- TEXT BLOCK
== Segment start ==

The purpose of this study was to evaluate patients with VHL-associated pheochromocytoma, to determine the youngest age of onset, the biochemical profile of VHL-associated pheochromocytomas, and the risk of contralateral lesions and recurrent disease.
Materials and Methods
We conducted a retrospective analysis of a prospective natural history study of patients with VHL enrolled at the National Cancer Institute (clinicaltrials.gov: NCT00062166) from 2002 to 2015. This study was approved by the National Cancer Institute's Institutional Review Board. Patients gave written informed consent.
Patient population
Two hundred seventy-three patients diagnosed with VHL were enrolled in the study; 189 patients did not have or develop adrenal pheochromocytoma and 84 patients (31%) had a history or developed a pheochromocytoma during the study period. Clinical, demographic, laboratory, and histopathologic data were collected prospectively. However, data on previous pheochromocytoma diagnosis and treatment before study enrollment was also ascertained but laboratory data points were not available for 46 of 84 patients. Patients had annual follow-up with 24-hour urinary and serum catecholamines and metanephrine measurements. Patients were all taken off any medications known to interfere with the testing for catecholamines, metanephrines, and vanillylmandelic acid. All patients had annual imaging with computed tomography (CT) or magnetic resonance imaging (MRI) scan to monitor for renal and pancreatic manifestations of VHL, and adrenal specific anatomic imaging when the catecholamine and or metanephrine levels were greater than two times the upper limit of normal (ULN).
Pediatric patients were defined as younger than 19 years old at diagnosis of the first pheochromocytoma. Primary pheochromocytoma was defined as the first pheochromocytoma diagnosed, second primary pheochromocytoma was defined as tumor development in the contralateral adrenal, and recurrence was defined as pheochromocytoma development in a previously operated adrenal gland/adrenal bed or metastatic disease. Follow-up was defined from the date of initial pheochromocytoma diagnosis to the date of last follow-up in patients with pheochromocytoma and from the date of VHL diagnosis to date of last follow-up for patients without pheochromocytoma. Laboratory values are reported as normal, elevated, two times the ULN and four times the ULN of the reference range as the reference laboratory values changed during the study period. Normal values were defined as a value that was below the ULN for a given test and elevated was defined as a laboratory value that was greater than the ULN but less than two times the ULN for a given test. Two times the ULN was defined as a value that was greater than two times the upper limit but less than four times, and four times the ULN was defined when the value exceed four times the ULN. These cutoffs were defined arbitrarily for data analysis.

== Segment end ==

- ASSIGNED TASK A
Could you restate the stretch of the VHL study excerpt from "The purpose of" through "written informed consent.", renaming "National Cancer Institute" to "NCI" wherever it occurs?
- ASSIGNED TASK B
In the VHL study excerpt, what age defined a patient as pediatric?
- ASSIGNED TASK C
Do these statements agree with the VHL study excerpt? Answer yes or no for each, quoting the words that decide it.
(i) Eighty-four of the enrolled patients had a history of pheochromocytoma or developed one during the study period.
(ii) Patients received CT or MRI imaging every two years.
(iii) The laboratory cutoffs were chosen on the basis of earlier validation work.

- AVAILABLE DATA
== Segment start ==

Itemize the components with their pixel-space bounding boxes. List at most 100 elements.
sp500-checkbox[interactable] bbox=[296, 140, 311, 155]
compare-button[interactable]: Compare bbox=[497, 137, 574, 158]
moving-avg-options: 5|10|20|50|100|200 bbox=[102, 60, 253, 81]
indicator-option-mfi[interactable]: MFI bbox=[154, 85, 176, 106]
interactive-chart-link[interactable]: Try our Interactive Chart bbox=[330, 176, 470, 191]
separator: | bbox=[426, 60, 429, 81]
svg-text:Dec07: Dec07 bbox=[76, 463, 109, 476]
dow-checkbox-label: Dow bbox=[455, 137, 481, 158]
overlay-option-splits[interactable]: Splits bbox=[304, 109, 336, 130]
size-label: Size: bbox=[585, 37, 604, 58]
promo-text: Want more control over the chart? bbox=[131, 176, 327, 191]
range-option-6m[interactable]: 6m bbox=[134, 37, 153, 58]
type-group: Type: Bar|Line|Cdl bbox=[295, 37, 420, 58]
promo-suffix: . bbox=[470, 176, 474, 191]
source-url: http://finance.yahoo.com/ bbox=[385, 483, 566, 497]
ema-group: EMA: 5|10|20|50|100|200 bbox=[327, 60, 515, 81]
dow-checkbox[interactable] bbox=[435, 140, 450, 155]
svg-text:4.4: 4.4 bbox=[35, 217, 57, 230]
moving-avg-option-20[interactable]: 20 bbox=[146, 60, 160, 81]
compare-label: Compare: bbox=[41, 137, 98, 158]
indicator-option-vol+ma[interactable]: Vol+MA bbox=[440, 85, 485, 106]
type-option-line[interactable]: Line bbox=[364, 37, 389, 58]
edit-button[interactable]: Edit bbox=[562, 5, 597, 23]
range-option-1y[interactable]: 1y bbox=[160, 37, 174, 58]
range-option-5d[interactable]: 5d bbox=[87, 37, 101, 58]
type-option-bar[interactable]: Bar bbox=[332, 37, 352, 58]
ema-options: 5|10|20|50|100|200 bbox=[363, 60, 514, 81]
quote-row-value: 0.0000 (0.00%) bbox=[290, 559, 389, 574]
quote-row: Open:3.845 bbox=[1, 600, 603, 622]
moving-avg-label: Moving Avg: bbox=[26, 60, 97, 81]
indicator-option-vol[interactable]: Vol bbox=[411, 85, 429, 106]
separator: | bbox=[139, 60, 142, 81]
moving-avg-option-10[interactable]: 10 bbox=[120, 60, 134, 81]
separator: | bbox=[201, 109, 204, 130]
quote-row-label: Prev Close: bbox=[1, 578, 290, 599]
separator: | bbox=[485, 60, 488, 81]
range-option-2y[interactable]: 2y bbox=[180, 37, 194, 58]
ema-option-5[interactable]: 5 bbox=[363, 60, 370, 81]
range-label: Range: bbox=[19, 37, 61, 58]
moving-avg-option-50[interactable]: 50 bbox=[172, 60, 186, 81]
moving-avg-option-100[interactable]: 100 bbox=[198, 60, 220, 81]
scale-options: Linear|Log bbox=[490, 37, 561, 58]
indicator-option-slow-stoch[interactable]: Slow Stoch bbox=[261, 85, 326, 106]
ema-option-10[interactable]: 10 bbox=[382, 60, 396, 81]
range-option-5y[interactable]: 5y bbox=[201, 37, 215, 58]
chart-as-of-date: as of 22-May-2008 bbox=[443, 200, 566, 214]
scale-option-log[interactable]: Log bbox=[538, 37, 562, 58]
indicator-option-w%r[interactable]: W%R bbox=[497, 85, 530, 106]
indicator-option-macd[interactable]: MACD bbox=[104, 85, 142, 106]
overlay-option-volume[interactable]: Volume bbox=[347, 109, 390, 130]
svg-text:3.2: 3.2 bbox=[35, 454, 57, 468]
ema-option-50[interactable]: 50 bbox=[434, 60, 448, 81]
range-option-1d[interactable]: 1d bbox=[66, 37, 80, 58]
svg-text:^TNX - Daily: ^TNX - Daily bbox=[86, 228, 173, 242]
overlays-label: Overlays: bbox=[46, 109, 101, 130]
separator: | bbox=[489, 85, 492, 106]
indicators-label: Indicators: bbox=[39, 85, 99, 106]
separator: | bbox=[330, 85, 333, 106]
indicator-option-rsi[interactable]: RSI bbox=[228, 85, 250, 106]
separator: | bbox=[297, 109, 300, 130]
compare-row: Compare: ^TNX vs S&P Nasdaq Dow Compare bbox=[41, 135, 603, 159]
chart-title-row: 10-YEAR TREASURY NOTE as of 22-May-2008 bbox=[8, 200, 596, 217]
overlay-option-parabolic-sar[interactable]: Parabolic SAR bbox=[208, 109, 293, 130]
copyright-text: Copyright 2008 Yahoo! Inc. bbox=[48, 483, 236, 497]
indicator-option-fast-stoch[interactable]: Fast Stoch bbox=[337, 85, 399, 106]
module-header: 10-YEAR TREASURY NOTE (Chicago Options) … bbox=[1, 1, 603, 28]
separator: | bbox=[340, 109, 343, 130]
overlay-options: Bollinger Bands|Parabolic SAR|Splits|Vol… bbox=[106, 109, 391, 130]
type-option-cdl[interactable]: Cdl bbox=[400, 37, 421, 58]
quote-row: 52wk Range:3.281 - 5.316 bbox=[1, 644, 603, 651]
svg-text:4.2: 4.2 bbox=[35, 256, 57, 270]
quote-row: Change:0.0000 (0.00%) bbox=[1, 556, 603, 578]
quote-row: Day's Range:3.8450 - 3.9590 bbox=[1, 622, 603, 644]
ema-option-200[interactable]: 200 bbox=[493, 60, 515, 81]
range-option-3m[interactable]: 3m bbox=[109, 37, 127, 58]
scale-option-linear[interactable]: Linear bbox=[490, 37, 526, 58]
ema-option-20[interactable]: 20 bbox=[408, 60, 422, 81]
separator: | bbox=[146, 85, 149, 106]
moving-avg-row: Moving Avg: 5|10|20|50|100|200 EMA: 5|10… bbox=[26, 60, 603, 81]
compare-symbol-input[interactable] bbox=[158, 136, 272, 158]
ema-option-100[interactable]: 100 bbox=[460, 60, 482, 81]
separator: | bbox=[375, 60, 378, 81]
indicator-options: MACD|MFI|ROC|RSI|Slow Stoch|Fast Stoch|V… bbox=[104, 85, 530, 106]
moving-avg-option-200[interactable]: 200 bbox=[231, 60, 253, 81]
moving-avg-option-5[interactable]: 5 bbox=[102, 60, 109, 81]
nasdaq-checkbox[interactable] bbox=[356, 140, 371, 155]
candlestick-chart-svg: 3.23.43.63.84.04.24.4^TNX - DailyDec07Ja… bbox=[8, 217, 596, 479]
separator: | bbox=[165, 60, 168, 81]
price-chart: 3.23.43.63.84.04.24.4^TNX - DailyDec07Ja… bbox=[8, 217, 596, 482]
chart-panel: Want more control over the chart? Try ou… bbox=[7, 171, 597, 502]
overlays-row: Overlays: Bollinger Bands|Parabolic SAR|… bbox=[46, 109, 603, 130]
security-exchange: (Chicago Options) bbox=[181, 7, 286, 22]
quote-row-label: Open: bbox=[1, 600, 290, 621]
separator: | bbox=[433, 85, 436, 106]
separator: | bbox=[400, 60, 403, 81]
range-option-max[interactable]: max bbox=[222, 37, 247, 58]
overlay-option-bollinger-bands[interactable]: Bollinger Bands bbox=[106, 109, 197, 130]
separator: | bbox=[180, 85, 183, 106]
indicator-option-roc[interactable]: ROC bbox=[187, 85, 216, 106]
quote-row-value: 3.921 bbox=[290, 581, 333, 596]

== Segment end ==

- TASK RESULT A
The purpose of this study was to evaluate patients with VHL-associated pheochromocytoma, to determine the youngest age of onset, the biochemical profile of VHL-associated pheochromocytomas, and the risk of contralateral lesions and recurrent disease.
Materials and Methods
We conducted a retrospective analysis of a prospective natural history study of patients with VHL enrolled at the NCI (clinicaltrials.gov: NCT00062166) from 2002 to 2015. This study was approved by the NCI's Institutional Review Board. Patients gave written informed consent.

- TASK RESULT B
Younger than 19 years old at diagnosis of the first pheochromocytoma.

- TASK RESULT C
(i) Yes: "84 patients (31%) had a history or developed a pheochromocytoma during the study period"
(ii) No: "All patients had annual imaging with computed tomography (CT) or magnetic resonance imaging (MRI) scan"
(iii) No: "These cutoffs were defined arbitrarily for data analysis."